Begin Supplied entries

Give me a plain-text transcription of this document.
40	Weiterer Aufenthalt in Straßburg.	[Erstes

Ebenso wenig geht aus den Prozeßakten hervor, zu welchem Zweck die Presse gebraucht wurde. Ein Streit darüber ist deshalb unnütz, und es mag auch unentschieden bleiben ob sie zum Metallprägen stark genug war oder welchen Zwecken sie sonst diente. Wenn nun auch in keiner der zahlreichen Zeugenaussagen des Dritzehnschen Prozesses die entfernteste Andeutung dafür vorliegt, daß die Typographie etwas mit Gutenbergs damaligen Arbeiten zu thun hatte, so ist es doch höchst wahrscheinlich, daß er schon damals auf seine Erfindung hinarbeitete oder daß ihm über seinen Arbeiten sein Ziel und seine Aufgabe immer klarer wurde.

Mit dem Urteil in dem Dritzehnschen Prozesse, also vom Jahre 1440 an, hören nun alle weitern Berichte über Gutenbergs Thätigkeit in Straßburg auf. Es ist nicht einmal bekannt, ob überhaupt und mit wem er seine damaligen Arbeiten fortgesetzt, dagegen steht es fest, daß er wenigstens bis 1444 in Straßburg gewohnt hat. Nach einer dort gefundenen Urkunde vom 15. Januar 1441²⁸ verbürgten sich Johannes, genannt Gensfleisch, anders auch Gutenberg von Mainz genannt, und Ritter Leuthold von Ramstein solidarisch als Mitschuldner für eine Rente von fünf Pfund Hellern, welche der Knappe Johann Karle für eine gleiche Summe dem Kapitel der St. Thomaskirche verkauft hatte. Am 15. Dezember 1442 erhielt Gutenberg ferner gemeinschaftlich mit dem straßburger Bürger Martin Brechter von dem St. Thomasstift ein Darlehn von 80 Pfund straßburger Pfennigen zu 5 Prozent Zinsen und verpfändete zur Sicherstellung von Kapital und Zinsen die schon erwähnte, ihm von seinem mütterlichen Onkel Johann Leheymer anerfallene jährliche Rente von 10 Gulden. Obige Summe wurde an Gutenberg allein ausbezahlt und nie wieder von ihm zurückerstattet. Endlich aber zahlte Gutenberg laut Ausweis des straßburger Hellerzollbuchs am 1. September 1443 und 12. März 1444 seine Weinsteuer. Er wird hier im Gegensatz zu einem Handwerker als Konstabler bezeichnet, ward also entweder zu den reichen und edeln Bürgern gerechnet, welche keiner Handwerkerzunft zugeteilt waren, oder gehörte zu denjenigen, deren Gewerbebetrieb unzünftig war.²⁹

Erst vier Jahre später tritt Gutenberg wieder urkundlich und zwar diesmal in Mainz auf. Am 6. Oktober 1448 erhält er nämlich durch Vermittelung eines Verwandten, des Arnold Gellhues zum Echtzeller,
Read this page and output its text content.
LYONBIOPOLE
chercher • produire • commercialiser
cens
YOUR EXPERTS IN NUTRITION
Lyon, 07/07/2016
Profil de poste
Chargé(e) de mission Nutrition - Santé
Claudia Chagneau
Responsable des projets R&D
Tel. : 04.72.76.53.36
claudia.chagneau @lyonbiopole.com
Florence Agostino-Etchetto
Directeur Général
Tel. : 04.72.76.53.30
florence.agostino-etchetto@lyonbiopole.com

End Supplied entries

To do => Every entry needs to be retyped exactly.

Correct response =>
Give me a plain-text transcription of this document.
40	Weiterer Aufenthalt in Straßburg.	[Erstes

Ebenso wenig geht aus den Prozeßakten hervor, zu welchem Zweck die Presse gebraucht wurde. Ein Streit darüber ist deshalb unnütz, und es mag auch unentschieden bleiben ob sie zum Metallprägen stark genug war oder welchen Zwecken sie sonst diente. Wenn nun auch in keiner der zahlreichen Zeugenaussagen des Dritzehnschen Prozesses die entfernteste Andeutung dafür vorliegt, daß die Typographie etwas mit Gutenbergs damaligen Arbeiten zu thun hatte, so ist es doch höchst wahrscheinlich, daß er schon damals auf seine Erfindung hinarbeitete oder daß ihm über seinen Arbeiten sein Ziel und seine Aufgabe immer klarer wurde.

Mit dem Urteil in dem Dritzehnschen Prozesse, also vom Jahre 1440 an, hören nun alle weitern Berichte über Gutenbergs Thätigkeit in Straßburg auf. Es ist nicht einmal bekannt, ob überhaupt und mit wem er seine damaligen Arbeiten fortgesetzt, dagegen steht es fest, daß er wenigstens bis 1444 in Straßburg gewohnt hat. Nach einer dort gefundenen Urkunde vom 15. Januar 1441²⁸ verbürgten sich Johannes, genannt Gensfleisch, anders auch Gutenberg von Mainz genannt, und Ritter Leuthold von Ramstein solidarisch als Mitschuldner für eine Rente von fünf Pfund Hellern, welche der Knappe Johann Karle für eine gleiche Summe dem Kapitel der St. Thomaskirche verkauft hatte. Am 15. Dezember 1442 erhielt Gutenberg ferner gemeinschaftlich mit dem straßburger Bürger Martin Brechter von dem St. Thomasstift ein Darlehn von 80 Pfund straßburger Pfennigen zu 5 Prozent Zinsen und verpfändete zur Sicherstellung von Kapital und Zinsen die schon erwähnte, ihm von seinem mütterlichen Onkel Johann Leheymer anerfallene jährliche Rente von 10 Gulden. Obige Summe wurde an Gutenberg allein ausbezahlt und nie wieder von ihm zurückerstattet. Endlich aber zahlte Gutenberg laut Ausweis des straßburger Hellerzollbuchs am 1. September 1443 und 12. März 1444 seine Weinsteuer. Er wird hier im Gegensatz zu einem Handwerker als Konstabler bezeichnet, ward also entweder zu den reichen und edeln Bürgern gerechnet, welche keiner Handwerkerzunft zugeteilt waren, oder gehörte zu denjenigen, deren Gewerbebetrieb unzünftig war.²⁹

Erst vier Jahre später tritt Gutenberg wieder urkundlich und zwar diesmal in Mainz auf. Am 6. Oktober 1448 erhält er nämlich durch Vermittelung eines Verwandten, des Arnold Gellhues zum Echtzeller,
Read this page and output its text content.
LYONBIOPOLE
chercher • produire • commercialiser
cens
YOUR EXPERTS IN NUTRITION
Lyon, 07/07/2016
Profil de poste
Chargé(e) de mission Nutrition - Santé
Claudia Chagneau
Responsable des projets R&D
Tel. : 04.72.76.53.36
claudia.chagneau @lyonbiopole.com
Florence Agostino-Etchetto
Directeur Général
Tel. : 04.72.76.53.30
florence.agostino-etchetto@lyonbiopole.com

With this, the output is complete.